> [WORK TO BE COMPLETED]: Please write out the complete listing that follows, exactly as it reads.
start DATASET RECORDS
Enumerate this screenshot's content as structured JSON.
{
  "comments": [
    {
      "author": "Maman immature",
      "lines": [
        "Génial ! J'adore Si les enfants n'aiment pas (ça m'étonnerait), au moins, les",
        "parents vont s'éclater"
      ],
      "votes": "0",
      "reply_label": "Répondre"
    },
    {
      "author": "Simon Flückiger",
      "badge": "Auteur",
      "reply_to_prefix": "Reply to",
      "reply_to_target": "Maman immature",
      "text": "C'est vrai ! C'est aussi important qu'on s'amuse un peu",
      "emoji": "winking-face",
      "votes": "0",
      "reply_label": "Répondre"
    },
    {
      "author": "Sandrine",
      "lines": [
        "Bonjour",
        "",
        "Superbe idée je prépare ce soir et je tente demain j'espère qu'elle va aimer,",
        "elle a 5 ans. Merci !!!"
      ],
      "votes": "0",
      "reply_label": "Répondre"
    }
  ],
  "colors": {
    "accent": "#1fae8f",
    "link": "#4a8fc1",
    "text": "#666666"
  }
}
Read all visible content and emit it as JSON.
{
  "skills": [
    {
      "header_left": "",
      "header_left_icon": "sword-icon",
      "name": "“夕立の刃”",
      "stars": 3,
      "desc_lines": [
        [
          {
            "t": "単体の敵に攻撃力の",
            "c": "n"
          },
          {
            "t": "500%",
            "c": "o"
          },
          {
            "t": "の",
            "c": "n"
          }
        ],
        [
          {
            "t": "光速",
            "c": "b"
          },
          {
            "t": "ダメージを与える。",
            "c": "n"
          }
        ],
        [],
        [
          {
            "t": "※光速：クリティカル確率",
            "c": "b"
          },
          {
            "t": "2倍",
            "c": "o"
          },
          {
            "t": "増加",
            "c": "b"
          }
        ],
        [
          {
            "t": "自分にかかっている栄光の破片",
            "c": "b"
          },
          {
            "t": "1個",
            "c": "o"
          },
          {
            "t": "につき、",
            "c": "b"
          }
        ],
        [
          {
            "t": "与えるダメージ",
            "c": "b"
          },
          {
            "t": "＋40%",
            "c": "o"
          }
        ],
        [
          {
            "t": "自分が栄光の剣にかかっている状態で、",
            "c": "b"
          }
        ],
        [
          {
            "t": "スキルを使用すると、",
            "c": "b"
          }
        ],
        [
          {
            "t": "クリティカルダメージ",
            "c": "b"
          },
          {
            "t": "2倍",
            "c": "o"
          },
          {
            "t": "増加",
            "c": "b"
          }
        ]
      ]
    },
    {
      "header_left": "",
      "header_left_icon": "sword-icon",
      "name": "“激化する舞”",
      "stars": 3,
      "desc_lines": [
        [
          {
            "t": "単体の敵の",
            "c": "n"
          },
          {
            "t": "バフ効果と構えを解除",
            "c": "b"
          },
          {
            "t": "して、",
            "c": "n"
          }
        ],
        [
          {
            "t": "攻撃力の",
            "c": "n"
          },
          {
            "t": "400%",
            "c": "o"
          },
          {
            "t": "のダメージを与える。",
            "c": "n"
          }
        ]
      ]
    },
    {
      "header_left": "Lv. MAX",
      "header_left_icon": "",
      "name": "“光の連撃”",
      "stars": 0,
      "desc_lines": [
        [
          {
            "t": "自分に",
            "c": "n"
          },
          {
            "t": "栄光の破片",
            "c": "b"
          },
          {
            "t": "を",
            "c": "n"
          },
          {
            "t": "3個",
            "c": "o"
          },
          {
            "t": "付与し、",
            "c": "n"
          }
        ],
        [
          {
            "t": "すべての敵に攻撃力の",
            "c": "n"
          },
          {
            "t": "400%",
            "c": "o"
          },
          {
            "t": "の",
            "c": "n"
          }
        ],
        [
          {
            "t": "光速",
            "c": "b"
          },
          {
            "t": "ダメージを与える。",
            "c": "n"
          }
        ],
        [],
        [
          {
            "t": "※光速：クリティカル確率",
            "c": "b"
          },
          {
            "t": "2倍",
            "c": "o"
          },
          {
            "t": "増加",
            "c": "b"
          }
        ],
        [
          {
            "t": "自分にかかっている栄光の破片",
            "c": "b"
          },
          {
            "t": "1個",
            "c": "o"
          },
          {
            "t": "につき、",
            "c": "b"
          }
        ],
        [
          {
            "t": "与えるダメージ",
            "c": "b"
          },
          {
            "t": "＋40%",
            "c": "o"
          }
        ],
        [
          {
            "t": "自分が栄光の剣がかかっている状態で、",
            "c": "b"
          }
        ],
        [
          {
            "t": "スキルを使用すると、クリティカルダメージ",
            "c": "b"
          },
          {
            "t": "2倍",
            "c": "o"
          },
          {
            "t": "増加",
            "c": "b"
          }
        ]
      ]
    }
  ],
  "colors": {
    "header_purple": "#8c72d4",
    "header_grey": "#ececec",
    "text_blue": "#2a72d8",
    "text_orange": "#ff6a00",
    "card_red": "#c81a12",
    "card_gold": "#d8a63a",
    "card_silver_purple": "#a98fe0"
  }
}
end DATASET RECORDS
> [PROBLEM SOLUTION]:
Enumerate this screenshot's content as structured JSON.
{
  "comments": [
    {
      "author": "Maman immature",
      "lines": [
        "Génial ! J'adore Si les enfants n'aiment pas (ça m'étonnerait), au moins, les",
        "parents vont s'éclater"
      ],
      "votes": "0",
      "reply_label": "Répondre"
    },
    {
      "author": "Simon Flückiger",
      "badge": "Auteur",
      "reply_to_prefix": "Reply to",
      "reply_to_target": "Maman immature",
      "text": "C'est vrai ! C'est aussi important qu'on s'amuse un peu",
      "emoji": "winking-face",
      "votes": "0",
      "reply_label": "Répondre"
    },
    {
      "author": "Sandrine",
      "lines": [
        "Bonjour",
        "",
        "Superbe idée je prépare ce soir et je tente demain j'espère qu'elle va aimer,",
        "elle a 5 ans. Merci !!!"
      ],
      "votes": "0",
      "reply_label": "Répondre"
    }
  ],
  "colors": {
    "accent": "#1fae8f",
    "link": "#4a8fc1",
    "text": "#666666"
  }
}
Read all visible content and emit it as JSON.
{
  "skills": [
    {
      "header_left": "",
      "header_left_icon": "sword-icon",
      "name": "“夕立の刃”",
      "stars": 3,
      "desc_lines": [
        [
          {
            "t": "単体の敵に攻撃力の",
            "c": "n"
          },
          {
            "t": "500%",
            "c": "o"
          },
          {
            "t": "の",
            "c": "n"
          }
        ],
        [
          {
            "t": "光速",
            "c": "b"
          },
          {
            "t": "ダメージを与える。",
            "c": "n"
          }
        ],
        [],
        [
          {
            "t": "※光速：クリティカル確率",
            "c": "b"
          },
          {
            "t": "2倍",
            "c": "o"
          },
          {
            "t": "増加",
            "c": "b"
          }
        ],
        [
          {
            "t": "自分にかかっている栄光の破片",
            "c": "b"
          },
          {
            "t": "1個",
            "c": "o"
          },
          {
            "t": "につき、",
            "c": "b"
          }
        ],
        [
          {
            "t": "与えるダメージ",
            "c": "b"
          },
          {
            "t": "＋40%",
            "c": "o"
          }
        ],
        [
          {
            "t": "自分が栄光の剣にかかっている状態で、",
            "c": "b"
          }
        ],
        [
          {
            "t": "スキルを使用すると、",
            "c": "b"
          }
        ],
        [
          {
            "t": "クリティカルダメージ",
            "c": "b"
          },
          {
            "t": "2倍",
            "c": "o"
          },
          {
            "t": "増加",
            "c": "b"
          }
        ]
      ]
    },
    {
      "header_left": "",
      "header_left_icon": "sword-icon",
      "name": "“激化する舞”",
      "stars": 3,
      "desc_lines": [
        [
          {
            "t": "単体の敵の",
            "c": "n"
          },
          {
            "t": "バフ効果と構えを解除",
            "c": "b"
          },
          {
            "t": "して、",
            "c": "n"
          }
        ],
        [
          {
            "t": "攻撃力の",
            "c": "n"
          },
          {
            "t": "400%",
            "c": "o"
          },
          {
            "t": "のダメージを与える。",
            "c": "n"
          }
        ]
      ]
    },
    {
      "header_left": "Lv. MAX",
      "header_left_icon": "",
      "name": "“光の連撃”",
      "stars": 0,
      "desc_lines": [
        [
          {
            "t": "自分に",
            "c": "n"
          },
          {
            "t": "栄光の破片",
            "c": "b"
          },
          {
            "t": "を",
            "c": "n"
          },
          {
            "t": "3個",
            "c": "o"
          },
          {
            "t": "付与し、",
            "c": "n"
          }
        ],
        [
          {
            "t": "すべての敵に攻撃力の",
            "c": "n"
          },
          {
            "t": "400%",
            "c": "o"
          },
          {
            "t": "の",
            "c": "n"
          }
        ],
        [
          {
            "t": "光速",
            "c": "b"
          },
          {
            "t": "ダメージを与える。",
            "c": "n"
          }
        ],
        [],
        [
          {
            "t": "※光速：クリティカル確率",
            "c": "b"
          },
          {
            "t": "2倍",
            "c": "o"
          },
          {
            "t": "増加",
            "c": "b"
          }
        ],
        [
          {
            "t": "自分にかかっている栄光の破片",
            "c": "b"
          },
          {
            "t": "1個",
            "c": "o"
          },
          {
            "t": "につき、",
            "c": "b"
          }
        ],
        [
          {
            "t": "与えるダメージ",
            "c": "b"
          },
          {
            "t": "＋40%",
            "c": "o"
          }
        ],
        [
          {
            "t": "自分が栄光の剣がかかっている状態で、",
            "c": "b"
          }
        ],
        [
          {
            "t": "スキルを使用すると、クリティカルダメージ",
            "c": "b"
          },
          {
            "t": "2倍",
            "c": "o"
          },
          {
            "t": "増加",
            "c": "b"
          }
        ]
      ]
    }
  ],
  "colors": {
    "header_purple": "#8c72d4",
    "header_grey": "#ececec",
    "text_blue": "#2a72d8",
    "text_orange": "#ff6a00",
    "card_red": "#c81a12",
    "card_gold": "#d8a63a",
    "card_silver_purple": "#a98fe0"
  }
}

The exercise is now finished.